• _The problem_
Output all of the data below exactly as given.
--------------------------------
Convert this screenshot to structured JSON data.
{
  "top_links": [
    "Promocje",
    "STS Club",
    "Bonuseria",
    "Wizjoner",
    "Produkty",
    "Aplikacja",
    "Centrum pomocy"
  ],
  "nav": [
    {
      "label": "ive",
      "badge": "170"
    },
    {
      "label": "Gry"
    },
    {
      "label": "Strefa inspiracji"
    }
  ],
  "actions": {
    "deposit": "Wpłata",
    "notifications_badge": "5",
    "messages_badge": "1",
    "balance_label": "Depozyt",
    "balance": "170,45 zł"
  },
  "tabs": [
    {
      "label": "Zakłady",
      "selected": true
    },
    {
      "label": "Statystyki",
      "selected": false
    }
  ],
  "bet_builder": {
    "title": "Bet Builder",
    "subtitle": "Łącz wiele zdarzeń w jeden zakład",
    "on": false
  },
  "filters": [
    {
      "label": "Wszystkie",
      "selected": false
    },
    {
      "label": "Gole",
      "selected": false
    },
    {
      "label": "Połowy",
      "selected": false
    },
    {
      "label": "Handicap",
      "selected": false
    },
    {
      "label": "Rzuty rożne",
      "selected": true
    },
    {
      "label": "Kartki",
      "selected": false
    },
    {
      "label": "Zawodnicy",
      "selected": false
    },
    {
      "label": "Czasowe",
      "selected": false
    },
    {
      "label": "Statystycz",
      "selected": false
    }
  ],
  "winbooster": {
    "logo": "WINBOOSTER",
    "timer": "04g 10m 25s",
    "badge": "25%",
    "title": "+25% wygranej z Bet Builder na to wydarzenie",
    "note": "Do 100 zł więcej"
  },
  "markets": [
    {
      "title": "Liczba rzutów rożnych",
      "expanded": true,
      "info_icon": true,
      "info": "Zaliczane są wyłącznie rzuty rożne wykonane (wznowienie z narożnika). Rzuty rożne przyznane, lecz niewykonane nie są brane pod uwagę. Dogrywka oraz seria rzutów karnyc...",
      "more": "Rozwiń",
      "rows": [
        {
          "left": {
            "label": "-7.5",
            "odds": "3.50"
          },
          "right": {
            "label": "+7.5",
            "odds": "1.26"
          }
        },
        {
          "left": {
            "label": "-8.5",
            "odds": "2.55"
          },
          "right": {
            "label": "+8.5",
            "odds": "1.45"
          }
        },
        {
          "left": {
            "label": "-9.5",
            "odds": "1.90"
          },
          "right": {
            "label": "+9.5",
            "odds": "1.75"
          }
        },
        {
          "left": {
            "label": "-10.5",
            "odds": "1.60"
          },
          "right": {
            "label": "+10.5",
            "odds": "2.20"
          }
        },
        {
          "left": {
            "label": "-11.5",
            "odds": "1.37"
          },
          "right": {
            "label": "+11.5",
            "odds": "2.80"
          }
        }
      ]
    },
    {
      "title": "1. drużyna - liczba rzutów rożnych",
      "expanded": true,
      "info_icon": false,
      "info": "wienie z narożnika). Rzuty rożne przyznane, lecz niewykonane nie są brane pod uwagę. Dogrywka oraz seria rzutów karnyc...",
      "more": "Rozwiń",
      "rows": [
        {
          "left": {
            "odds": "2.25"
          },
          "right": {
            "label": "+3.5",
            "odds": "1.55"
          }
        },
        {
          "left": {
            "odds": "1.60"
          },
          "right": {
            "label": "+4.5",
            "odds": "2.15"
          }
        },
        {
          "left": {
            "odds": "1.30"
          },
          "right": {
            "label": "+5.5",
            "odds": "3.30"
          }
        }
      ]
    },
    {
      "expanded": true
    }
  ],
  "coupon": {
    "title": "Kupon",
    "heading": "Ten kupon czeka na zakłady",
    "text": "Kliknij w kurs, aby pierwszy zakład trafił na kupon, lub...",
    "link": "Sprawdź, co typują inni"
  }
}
--------------------------------
• _Expected output_
Convert this screenshot to structured JSON data.
{
  "top_links": [
    "Promocje",
    "STS Club",
    "Bonuseria",
    "Wizjoner",
    "Produkty",
    "Aplikacja",
    "Centrum pomocy"
  ],
  "nav": [
    {
      "label": "ive",
      "badge": "170"
    },
    {
      "label": "Gry"
    },
    {
      "label": "Strefa inspiracji"
    }
  ],
  "actions": {
    "deposit": "Wpłata",
    "notifications_badge": "5",
    "messages_badge": "1",
    "balance_label": "Depozyt",
    "balance": "170,45 zł"
  },
  "tabs": [
    {
      "label": "Zakłady",
      "selected": true
    },
    {
      "label": "Statystyki",
      "selected": false
    }
  ],
  "bet_builder": {
    "title": "Bet Builder",
    "subtitle": "Łącz wiele zdarzeń w jeden zakład",
    "on": false
  },
  "filters": [
    {
      "label": "Wszystkie",
      "selected": false
    },
    {
      "label": "Gole",
      "selected": false
    },
    {
      "label": "Połowy",
      "selected": false
    },
    {
      "label": "Handicap",
      "selected": false
    },
    {
      "label": "Rzuty rożne",
      "selected": true
    },
    {
      "label": "Kartki",
      "selected": false
    },
    {
      "label": "Zawodnicy",
      "selected": false
    },
    {
      "label": "Czasowe",
      "selected": false
    },
    {
      "label": "Statystycz",
      "selected": false
    }
  ],
  "winbooster": {
    "logo": "WINBOOSTER",
    "timer": "04g 10m 25s",
    "badge": "25%",
    "title": "+25% wygranej z Bet Builder na to wydarzenie",
    "note": "Do 100 zł więcej"
  },
  "markets": [
    {
      "title": "Liczba rzutów rożnych",
      "expanded": true,
      "info_icon": true,
      "info": "Zaliczane są wyłącznie rzuty rożne wykonane (wznowienie z narożnika). Rzuty rożne przyznane, lecz niewykonane nie są brane pod uwagę. Dogrywka oraz seria rzutów karnyc...",
      "more": "Rozwiń",
      "rows": [
        {
          "left": {
            "label": "-7.5",
            "odds": "3.50"
          },
          "right": {
            "label": "+7.5",
            "odds": "1.26"
          }
        },
        {
          "left": {
            "label": "-8.5",
            "odds": "2.55"
          },
          "right": {
            "label": "+8.5",
            "odds": "1.45"
          }
        },
        {
          "left": {
            "label": "-9.5",
            "odds": "1.90"
          },
          "right": {
            "label": "+9.5",
            "odds": "1.75"
          }
        },
        {
          "left": {
            "label": "-10.5",
            "odds": "1.60"
          },
          "right": {
            "label": "+10.5",
            "odds": "2.20"
          }
        },
        {
          "left": {
            "label": "-11.5",
            "odds": "1.37"
          },
          "right": {
            "label": "+11.5",
            "odds": "2.80"
          }
        }
      ]
    },
    {
      "title": "1. drużyna - liczba rzutów rożnych",
      "expanded": true,
      "info_icon": false,
      "info": "wienie z narożnika). Rzuty rożne przyznane, lecz niewykonane nie są brane pod uwagę. Dogrywka oraz seria rzutów karnyc...",
      "more": "Rozwiń",
      "rows": [
        {
          "left": {
            "odds": "2.25"
          },
          "right": {
            "label": "+3.5",
            "odds": "1.55"
          }
        },
        {
          "left": {
            "odds": "1.60"
          },
          "right": {
            "label": "+4.5",
            "odds": "2.15"
          }
        },
        {
          "left": {
            "odds": "1.30"
          },
          "right": {
            "label": "+5.5",
            "odds": "3.30"
          }
        }
      ]
    },
    {
      "expanded": true
    }
  ],
  "coupon": {
    "title": "Kupon",
    "heading": "Ten kupon czeka na zakłady",
    "text": "Kliknij w kurs, aby pierwszy zakład trafił na kupon, lub...",
    "link": "Sprawdź, co typują inni"
  }
}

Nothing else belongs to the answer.